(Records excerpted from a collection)

━━━━━━━━━━━━━━━━━━━━

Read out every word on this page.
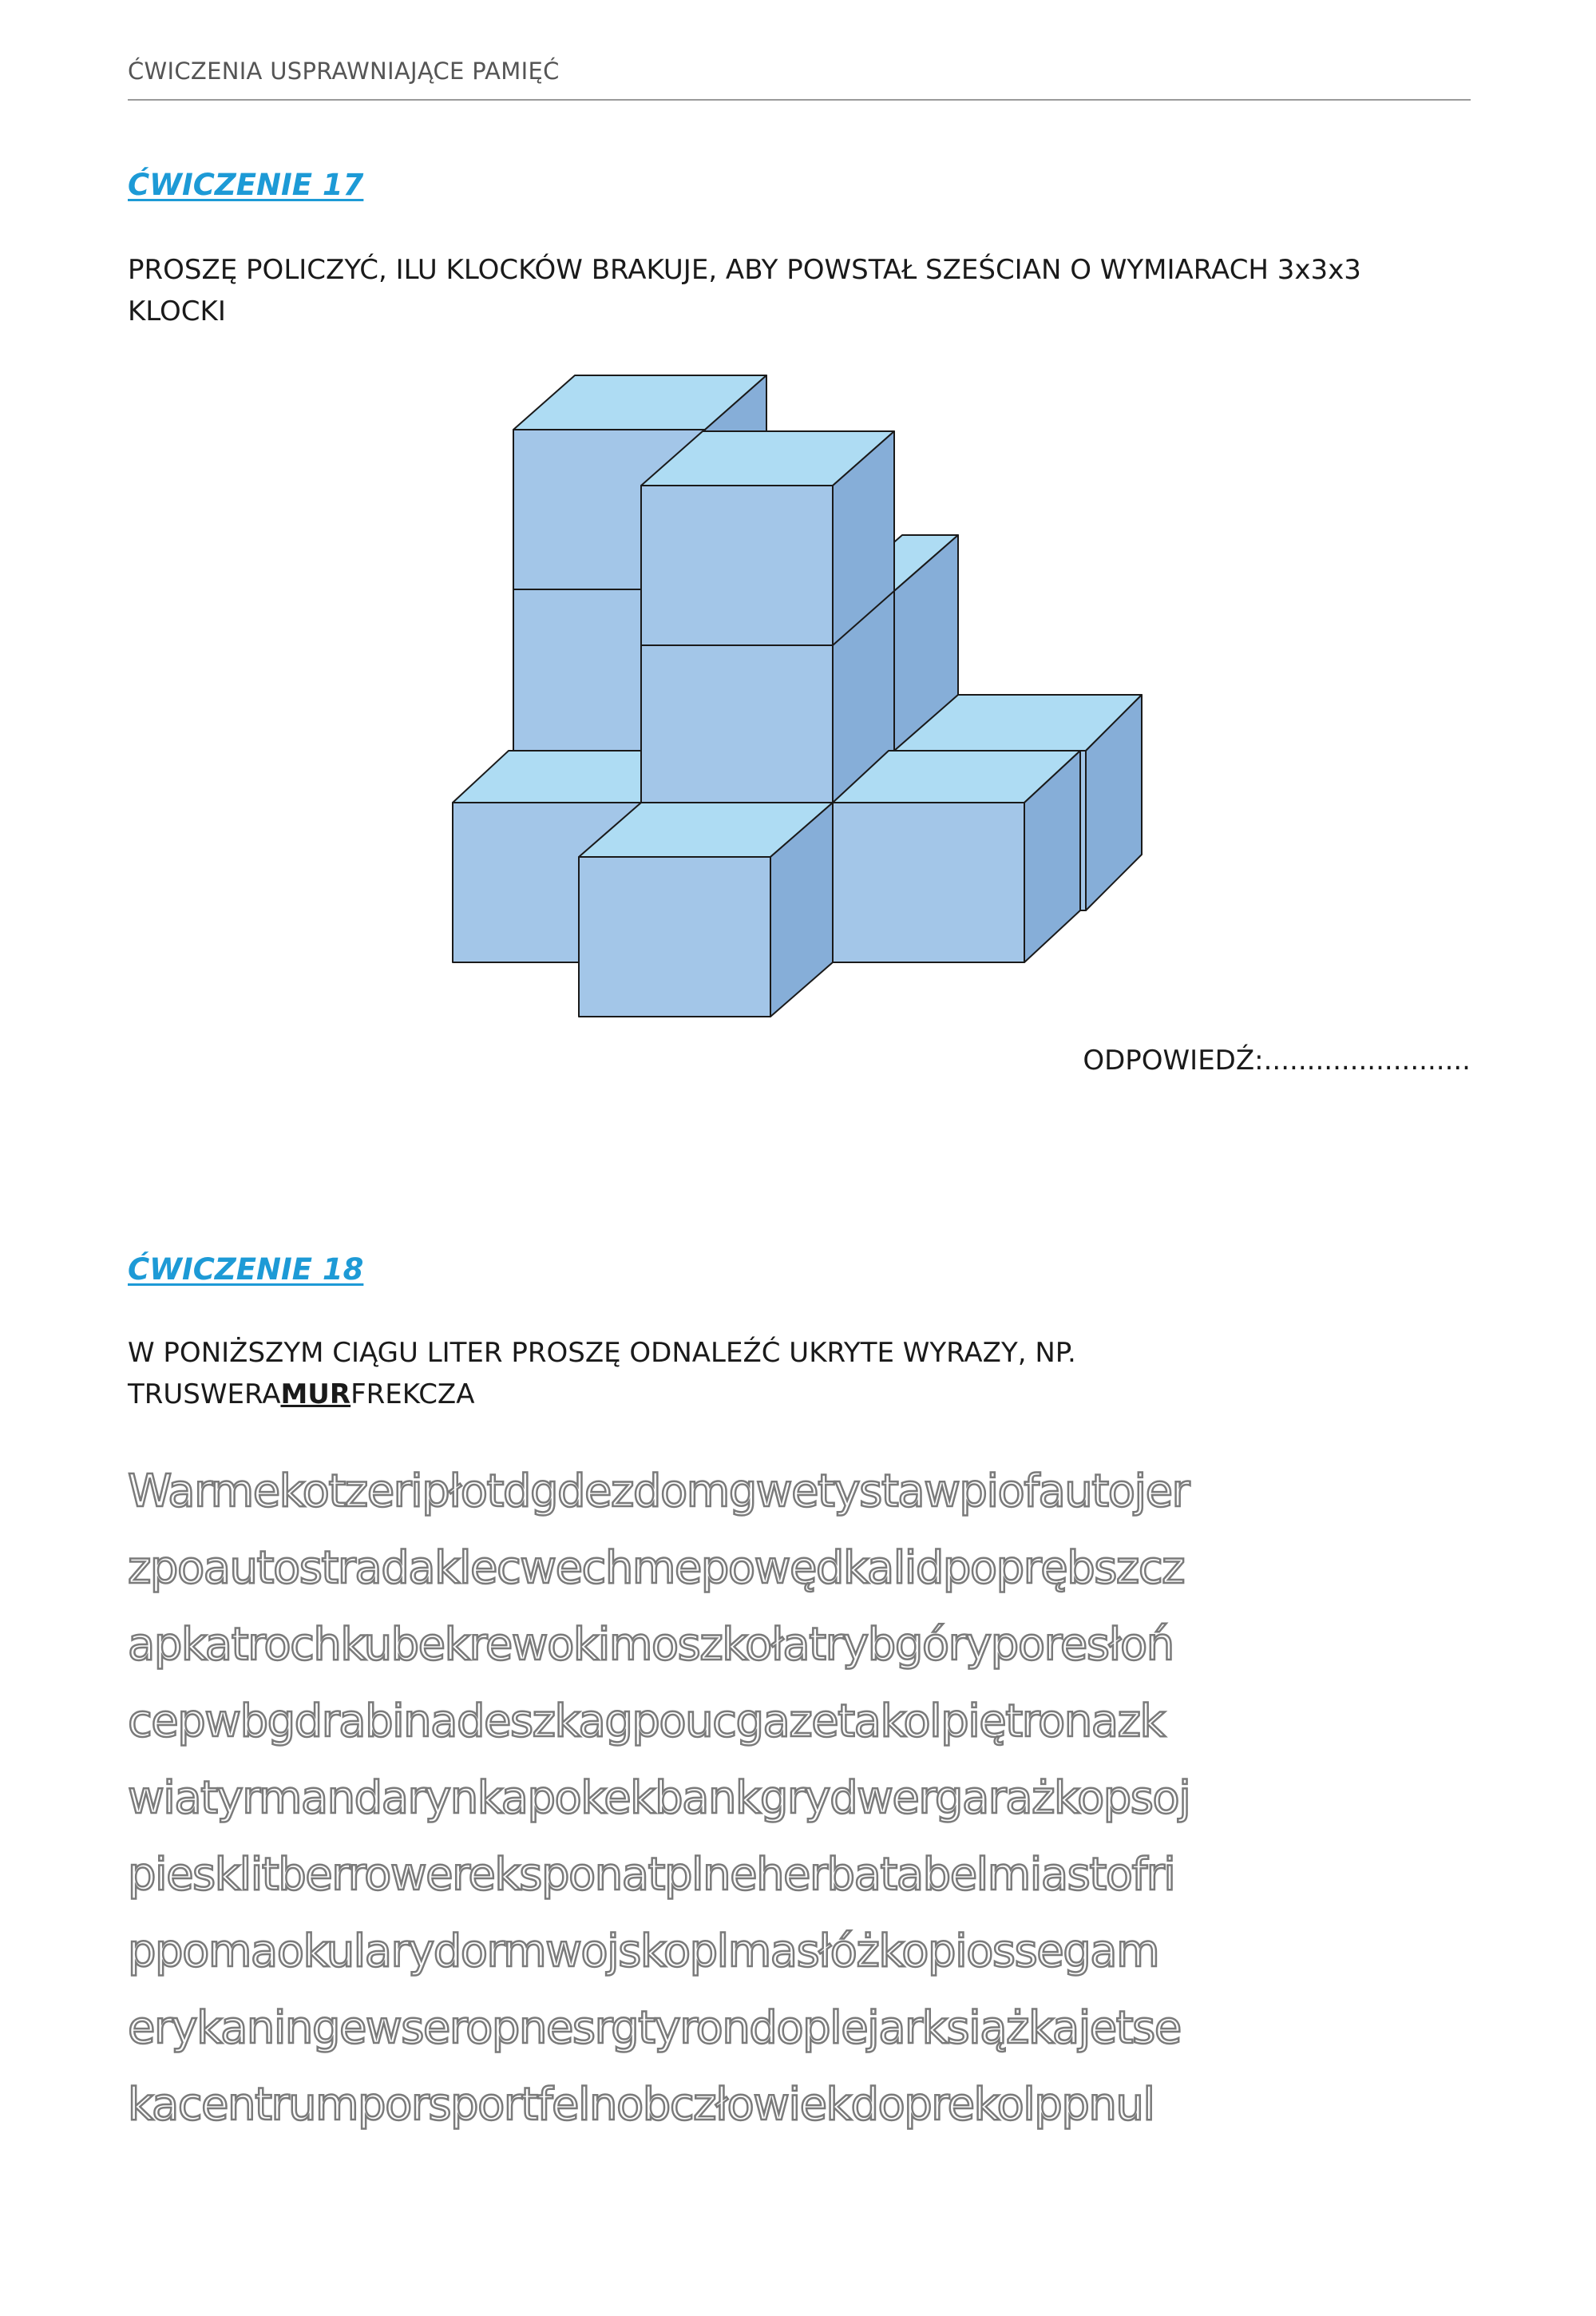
ĆWICZENIA USPRAWNIAJĄCE PAMIĘĆ
ĆWICZENIE 17
PROSZĘ POLICZYĆ, ILU KLOCKÓW BRAKUJE, ABY POWSTAŁ SZEŚCIAN O WYMIARACH 3x3x3
KLOCKI
ODPOWIEDŹ:........................
ĆWICZENIE 18
W PONIŻSZYM CIĄGU LITER PROSZĘ ODNALEŹĆ UKRYTE WYRAZY, NP.
TRUSWERAMURFREKCZA
Warmekotzeripłotdgdezdomgwetystawpiofautojer
zpoautostradaklecwechmepowędkalidpoprębszcz
apkatrochkubekrewokimoszkołatrybgóryporesłoń
cepwbgdrabinadeszkagpoucgazetakolpiętronazk
wiatyrmandarynkapokekbankgrydwergarażkopsoj
piesklitberrowereksponatplneherbatabelmiastofri
ppomaokularydormwojskoplmasłóżkopiossegam
erykaningewseropnesrgtyrondoplejarksiążkajetse
kacentrumporsportfelnobczłowiekdoprekolppnul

━━━━━━━━━━━━━━━━━━━━

WHAT THE TASK REQUIRES: Write out each entry exactly as given, omitting any picture.

REPLY TO THE EXERCISE:
Read out every word on this page.
ĆWICZENIA USPRAWNIAJĄCE PAMIĘĆ
ĆWICZENIE 17
PROSZĘ POLICZYĆ, ILU KLOCKÓW BRAKUJE, ABY POWSTAŁ SZEŚCIAN O WYMIARACH 3x3x3
KLOCKI
ODPOWIEDŹ:........................
ĆWICZENIE 18
W PONIŻSZYM CIĄGU LITER PROSZĘ ODNALEŹĆ UKRYTE WYRAZY, NP.
TRUSWERAMURFREKCZA
Warmekotzeripłotdgdezdomgwetystawpiofautojer
zpoautostradaklecwechmepowędkalidpoprębszcz
apkatrochkubekrewokimoszkołatrybgóryporesłoń
cepwbgdrabinadeszkagpoucgazetakolpiętronazk
wiatyrmandarynkapokekbankgrydwergarażkopsoj
piesklitberrowereksponatplneherbatabelmiastofri
ppomaokularydormwojskoplmasłóżkopiossegam
erykaningewseropnesrgtyrondoplejarksiążkajetse
kacentrumporsportfelnobczłowiekdoprekolppnul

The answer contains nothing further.